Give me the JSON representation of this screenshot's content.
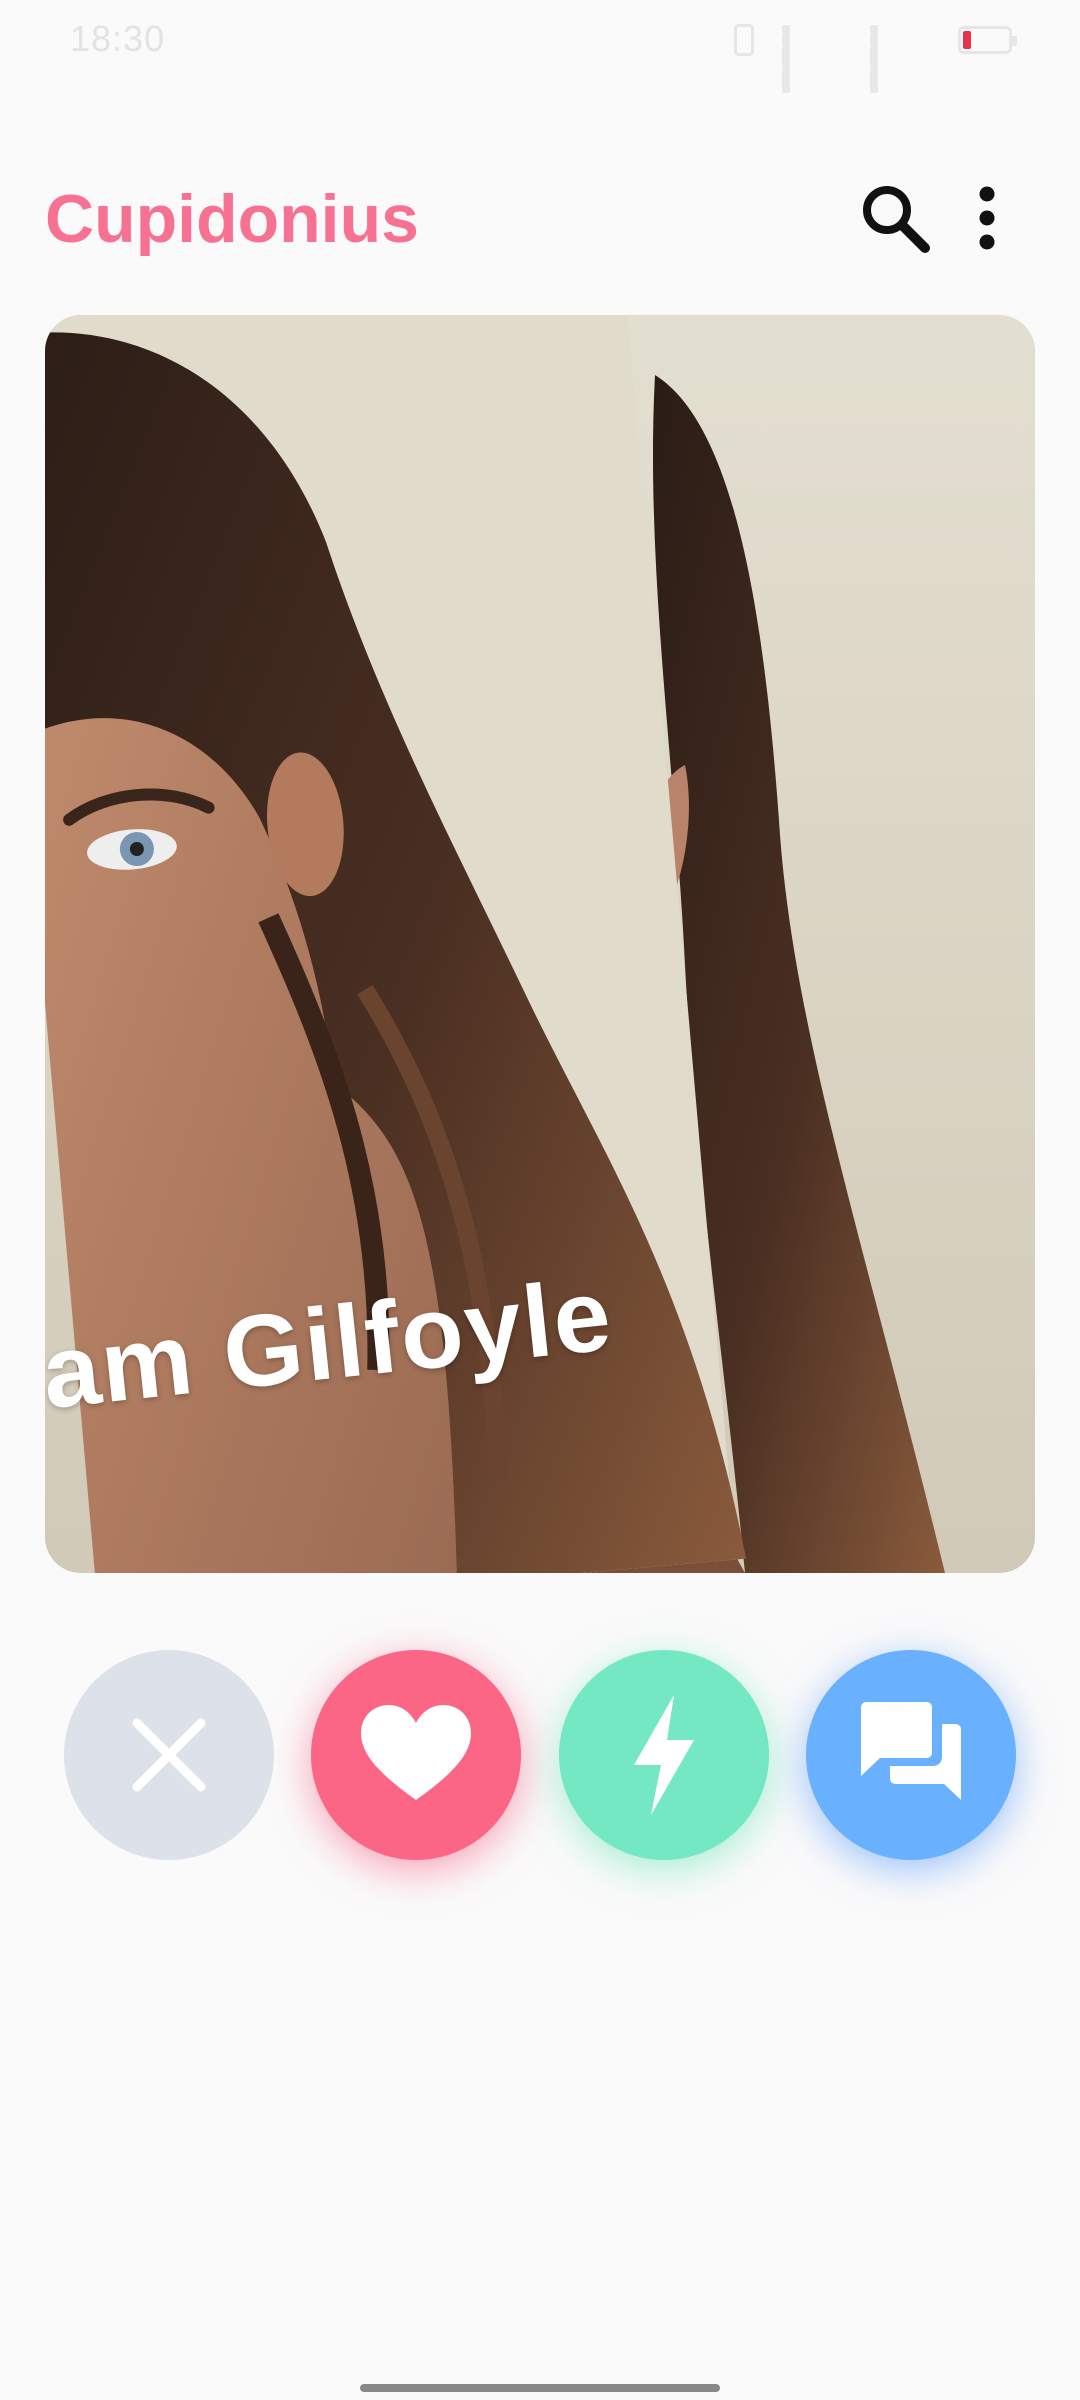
{
  "status_bar": {
    "time": "18:30",
    "icons": [
      "vibrate-icon",
      "wifi-signal-icon",
      "cell-signal-icon",
      "battery-icon"
    ],
    "battery_color": "#e8314a"
  },
  "header": {
    "title": "Cupidonius",
    "title_color": "#f77292",
    "search_icon": "search-icon",
    "menu_icon": "more-vert-icon"
  },
  "card": {
    "name": "Liam Gilfoyle",
    "photo_description": "profile-photo"
  },
  "actions": [
    {
      "id": "dislike",
      "icon": "close-icon",
      "color": "#dde2ea"
    },
    {
      "id": "like",
      "icon": "heart-icon",
      "color": "#fb6686"
    },
    {
      "id": "boost",
      "icon": "lightning-icon",
      "color": "#74e8c2"
    },
    {
      "id": "chat",
      "icon": "chat-icon",
      "color": "#69b0ff"
    }
  ]
}
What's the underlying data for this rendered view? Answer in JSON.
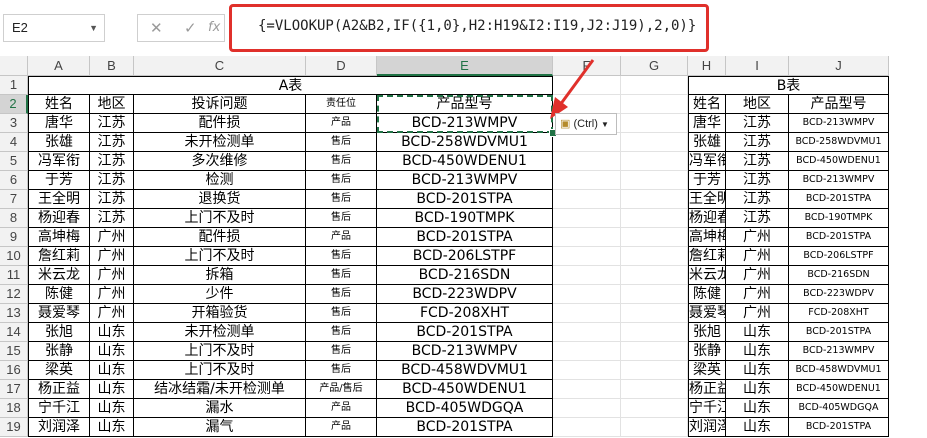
{
  "name_box": "E2",
  "formula_tools": {
    "cancel": "✕",
    "confirm": "✓",
    "fx": "fx"
  },
  "formula": "{=VLOOKUP(A2&B2,IF({1,0},H2:H19&I2:I19,J2:J19),2,0)}",
  "paste_options": "(Ctrl)",
  "columns": [
    "A",
    "B",
    "C",
    "D",
    "E",
    "F",
    "G",
    "H",
    "I",
    "J"
  ],
  "rows": [
    "1",
    "2",
    "3",
    "4",
    "5",
    "6",
    "7",
    "8",
    "9",
    "10",
    "11",
    "12",
    "13",
    "14",
    "15",
    "16",
    "17",
    "18",
    "19"
  ],
  "table_a": {
    "title": "A表",
    "headers": [
      "姓名",
      "地区",
      "投诉问题",
      "责任位",
      "产品型号"
    ],
    "rows": [
      [
        "唐华",
        "江苏",
        "配件损",
        "产品",
        "BCD-213WMPV"
      ],
      [
        "张雄",
        "江苏",
        "未开检测单",
        "售后",
        "BCD-258WDVMU1"
      ],
      [
        "冯军衔",
        "江苏",
        "多次维修",
        "售后",
        "BCD-450WDENU1"
      ],
      [
        "于芳",
        "江苏",
        "检测",
        "售后",
        "BCD-213WMPV"
      ],
      [
        "王全明",
        "江苏",
        "退换货",
        "售后",
        "BCD-201STPA"
      ],
      [
        "杨迎春",
        "江苏",
        "上门不及时",
        "售后",
        "BCD-190TMPK"
      ],
      [
        "高坤梅",
        "广州",
        "配件损",
        "产品",
        "BCD-201STPA"
      ],
      [
        "詹红莉",
        "广州",
        "上门不及时",
        "售后",
        "BCD-206LSTPF"
      ],
      [
        "米云龙",
        "广州",
        "拆箱",
        "售后",
        "BCD-216SDN"
      ],
      [
        "陈健",
        "广州",
        "少件",
        "售后",
        "BCD-223WDPV"
      ],
      [
        "聂爱琴",
        "广州",
        "开箱验货",
        "售后",
        "FCD-208XHT"
      ],
      [
        "张旭",
        "山东",
        "未开检测单",
        "售后",
        "BCD-201STPA"
      ],
      [
        "张静",
        "山东",
        "上门不及时",
        "售后",
        "BCD-213WMPV"
      ],
      [
        "梁英",
        "山东",
        "上门不及时",
        "售后",
        "BCD-458WDVMU1"
      ],
      [
        "杨正益",
        "山东",
        "结冰结霜/未开检测单",
        "产品/售后",
        "BCD-450WDENU1"
      ],
      [
        "宁千江",
        "山东",
        "漏水",
        "产品",
        "BCD-405WDGQA"
      ],
      [
        "刘润泽",
        "山东",
        "漏气",
        "产品",
        "BCD-201STPA"
      ]
    ]
  },
  "table_b": {
    "title": "B表",
    "headers": [
      "姓名",
      "地区",
      "产品型号"
    ],
    "rows": [
      [
        "唐华",
        "江苏",
        "BCD-213WMPV"
      ],
      [
        "张雄",
        "江苏",
        "BCD-258WDVMU1"
      ],
      [
        "冯军衔",
        "江苏",
        "BCD-450WDENU1"
      ],
      [
        "于芳",
        "江苏",
        "BCD-213WMPV"
      ],
      [
        "王全明",
        "江苏",
        "BCD-201STPA"
      ],
      [
        "杨迎春",
        "江苏",
        "BCD-190TMPK"
      ],
      [
        "高坤梅",
        "广州",
        "BCD-201STPA"
      ],
      [
        "詹红莉",
        "广州",
        "BCD-206LSTPF"
      ],
      [
        "米云龙",
        "广州",
        "BCD-216SDN"
      ],
      [
        "陈健",
        "广州",
        "BCD-223WDPV"
      ],
      [
        "聂爱琴",
        "广州",
        "FCD-208XHT"
      ],
      [
        "张旭",
        "山东",
        "BCD-201STPA"
      ],
      [
        "张静",
        "山东",
        "BCD-213WMPV"
      ],
      [
        "梁英",
        "山东",
        "BCD-458WDVMU1"
      ],
      [
        "杨正益",
        "山东",
        "BCD-450WDENU1"
      ],
      [
        "宁千江",
        "山东",
        "BCD-405WDGQA"
      ],
      [
        "刘润泽",
        "山东",
        "BCD-201STPA"
      ]
    ]
  },
  "colors": {
    "selection": "#217346",
    "highlight_box": "#e0302b",
    "arrow": "#e0302b"
  }
}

WHAT IS ASKED:
Write out the material above again, word for word, minus its pictures.

WRITTEN REPLY:
Give me the JSON representation of this screenshot's content.
{
  "status_bar": {
    "time": "18:30",
    "icons": [
      "vibrate-icon",
      "wifi-signal-icon",
      "cell-signal-icon",
      "battery-icon"
    ],
    "battery_color": "#e8314a"
  },
  "header": {
    "title": "Cupidonius",
    "title_color": "#f77292",
    "search_icon": "search-icon",
    "menu_icon": "more-vert-icon"
  },
  "card": {
    "name": "Liam Gilfoyle",
    "photo_description": "profile-photo"
  },
  "actions": [
    {
      "id": "dislike",
      "icon": "close-icon",
      "color": "#dde2ea"
    },
    {
      "id": "like",
      "icon": "heart-icon",
      "color": "#fb6686"
    },
    {
      "id": "boost",
      "icon": "lightning-icon",
      "color": "#74e8c2"
    },
    {
      "id": "chat",
      "icon": "chat-icon",
      "color": "#69b0ff"
    }
  ]
}
What's the underlying data for this rendered view? Answer in JSON.
{
  "name_box": "E2",
  "formula_tools": {
    "cancel": "✕",
    "confirm": "✓",
    "fx": "fx"
  },
  "formula": "{=VLOOKUP(A2&B2,IF({1,0},H2:H19&I2:I19,J2:J19),2,0)}",
  "paste_options": "(Ctrl)",
  "columns": [
    "A",
    "B",
    "C",
    "D",
    "E",
    "F",
    "G",
    "H",
    "I",
    "J"
  ],
  "rows": [
    "1",
    "2",
    "3",
    "4",
    "5",
    "6",
    "7",
    "8",
    "9",
    "10",
    "11",
    "12",
    "13",
    "14",
    "15",
    "16",
    "17",
    "18",
    "19"
  ],
  "table_a": {
    "title": "A表",
    "headers": [
      "姓名",
      "地区",
      "投诉问题",
      "责任位",
      "产品型号"
    ],
    "rows": [
      [
        "唐华",
        "江苏",
        "配件损",
        "产品",
        "BCD-213WMPV"
      ],
      [
        "张雄",
        "江苏",
        "未开检测单",
        "售后",
        "BCD-258WDVMU1"
      ],
      [
        "冯军衔",
        "江苏",
        "多次维修",
        "售后",
        "BCD-450WDENU1"
      ],
      [
        "于芳",
        "江苏",
        "检测",
        "售后",
        "BCD-213WMPV"
      ],
      [
        "王全明",
        "江苏",
        "退换货",
        "售后",
        "BCD-201STPA"
      ],
      [
        "杨迎春",
        "江苏",
        "上门不及时",
        "售后",
        "BCD-190TMPK"
      ],
      [
        "高坤梅",
        "广州",
        "配件损",
        "产品",
        "BCD-201STPA"
      ],
      [
        "詹红莉",
        "广州",
        "上门不及时",
        "售后",
        "BCD-206LSTPF"
      ],
      [
        "米云龙",
        "广州",
        "拆箱",
        "售后",
        "BCD-216SDN"
      ],
      [
        "陈健",
        "广州",
        "少件",
        "售后",
        "BCD-223WDPV"
      ],
      [
        "聂爱琴",
        "广州",
        "开箱验货",
        "售后",
        "FCD-208XHT"
      ],
      [
        "张旭",
        "山东",
        "未开检测单",
        "售后",
        "BCD-201STPA"
      ],
      [
        "张静",
        "山东",
        "上门不及时",
        "售后",
        "BCD-213WMPV"
      ],
      [
        "梁英",
        "山东",
        "上门不及时",
        "售后",
        "BCD-458WDVMU1"
      ],
      [
        "杨正益",
        "山东",
        "结冰结霜/未开检测单",
        "产品/售后",
        "BCD-450WDENU1"
      ],
      [
        "宁千江",
        "山东",
        "漏水",
        "产品",
        "BCD-405WDGQA"
      ],
      [
        "刘润泽",
        "山东",
        "漏气",
        "产品",
        "BCD-201STPA"
      ]
    ]
  },
  "table_b": {
    "title": "B表",
    "headers": [
      "姓名",
      "地区",
      "产品型号"
    ],
    "rows": [
      [
        "唐华",
        "江苏",
        "BCD-213WMPV"
      ],
      [
        "张雄",
        "江苏",
        "BCD-258WDVMU1"
      ],
      [
        "冯军衔",
        "江苏",
        "BCD-450WDENU1"
      ],
      [
        "于芳",
        "江苏",
        "BCD-213WMPV"
      ],
      [
        "王全明",
        "江苏",
        "BCD-201STPA"
      ],
      [
        "杨迎春",
        "江苏",
        "BCD-190TMPK"
      ],
      [
        "高坤梅",
        "广州",
        "BCD-201STPA"
      ],
      [
        "詹红莉",
        "广州",
        "BCD-206LSTPF"
      ],
      [
        "米云龙",
        "广州",
        "BCD-216SDN"
      ],
      [
        "陈健",
        "广州",
        "BCD-223WDPV"
      ],
      [
        "聂爱琴",
        "广州",
        "FCD-208XHT"
      ],
      [
        "张旭",
        "山东",
        "BCD-201STPA"
      ],
      [
        "张静",
        "山东",
        "BCD-213WMPV"
      ],
      [
        "梁英",
        "山东",
        "BCD-458WDVMU1"
      ],
      [
        "杨正益",
        "山东",
        "BCD-450WDENU1"
      ],
      [
        "宁千江",
        "山东",
        "BCD-405WDGQA"
      ],
      [
        "刘润泽",
        "山东",
        "BCD-201STPA"
      ]
    ]
  },
  "colors": {
    "selection": "#217346",
    "highlight_box": "#e0302b",
    "arrow": "#e0302b"
  }
}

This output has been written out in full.